**To be done**: Write out each line of the listing as it stands, without the images.

**Record set**:
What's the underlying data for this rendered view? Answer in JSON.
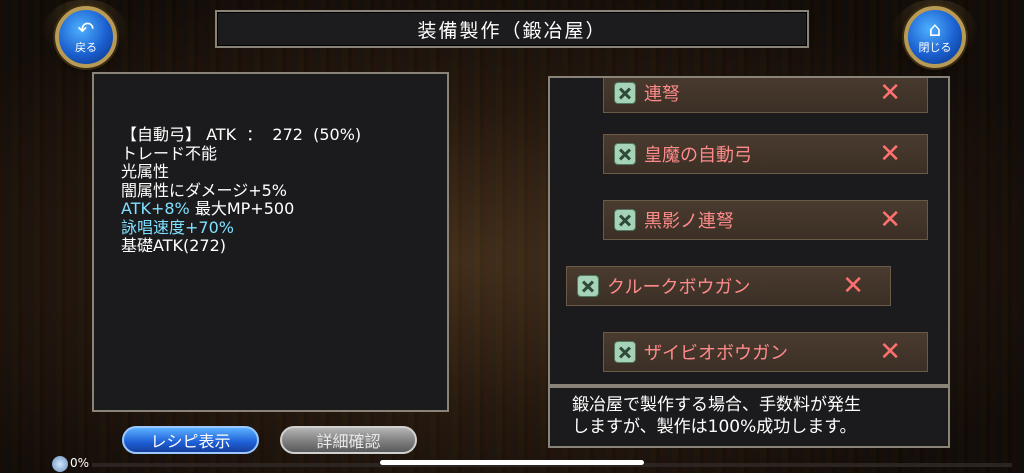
{
  "header": {
    "title": "装備製作（鍛冶屋）",
    "back_label": "戻る",
    "close_label": "閉じる",
    "back_icon": "undo-arrow-icon",
    "close_icon": "home-icon"
  },
  "item_info": {
    "line1": "【自動弓】 ATK  ：  272  (50%)",
    "line2": "トレード不能",
    "line3": "光属性",
    "line4": "闇属性にダメージ+5%",
    "line5a": "ATK+8%",
    "line5b": " 最大MP+500",
    "line6": "詠唱速度+70%",
    "line7": "基礎ATK(272)"
  },
  "recipes": [
    {
      "label": "連弩"
    },
    {
      "label": "皇魔の自動弓"
    },
    {
      "label": "黒影ノ連弩"
    },
    {
      "label": "クルークボウガン"
    },
    {
      "label": "ザイビオボウガン"
    }
  ],
  "notice": {
    "line1": "鍛冶屋で製作する場合、手数料が発生",
    "line2": "しますが、製作は100%成功します。"
  },
  "buttons": {
    "recipe_display": "レシピ表示",
    "detail_confirm": "詳細確認"
  },
  "progress": {
    "text": "0%",
    "value": 0
  },
  "colors": {
    "recipe_text": "#ff8a8a",
    "bonus_text": "#7fe0ff"
  }
}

**Correct answer**:
What's the underlying data for this rendered view? Answer in JSON.
{
  "header": {
    "title": "装備製作（鍛冶屋）",
    "back_label": "戻る",
    "close_label": "閉じる",
    "back_icon": "undo-arrow-icon",
    "close_icon": "home-icon"
  },
  "item_info": {
    "line1": "【自動弓】 ATK  ：  272  (50%)",
    "line2": "トレード不能",
    "line3": "光属性",
    "line4": "闇属性にダメージ+5%",
    "line5a": "ATK+8%",
    "line5b": " 最大MP+500",
    "line6": "詠唱速度+70%",
    "line7": "基礎ATK(272)"
  },
  "recipes": [
    {
      "label": "連弩"
    },
    {
      "label": "皇魔の自動弓"
    },
    {
      "label": "黒影ノ連弩"
    },
    {
      "label": "クルークボウガン"
    },
    {
      "label": "ザイビオボウガン"
    }
  ],
  "notice": {
    "line1": "鍛冶屋で製作する場合、手数料が発生",
    "line2": "しますが、製作は100%成功します。"
  },
  "buttons": {
    "recipe_display": "レシピ表示",
    "detail_confirm": "詳細確認"
  },
  "progress": {
    "text": "0%",
    "value": 0
  },
  "colors": {
    "recipe_text": "#ff8a8a",
    "bonus_text": "#7fe0ff"
  }
}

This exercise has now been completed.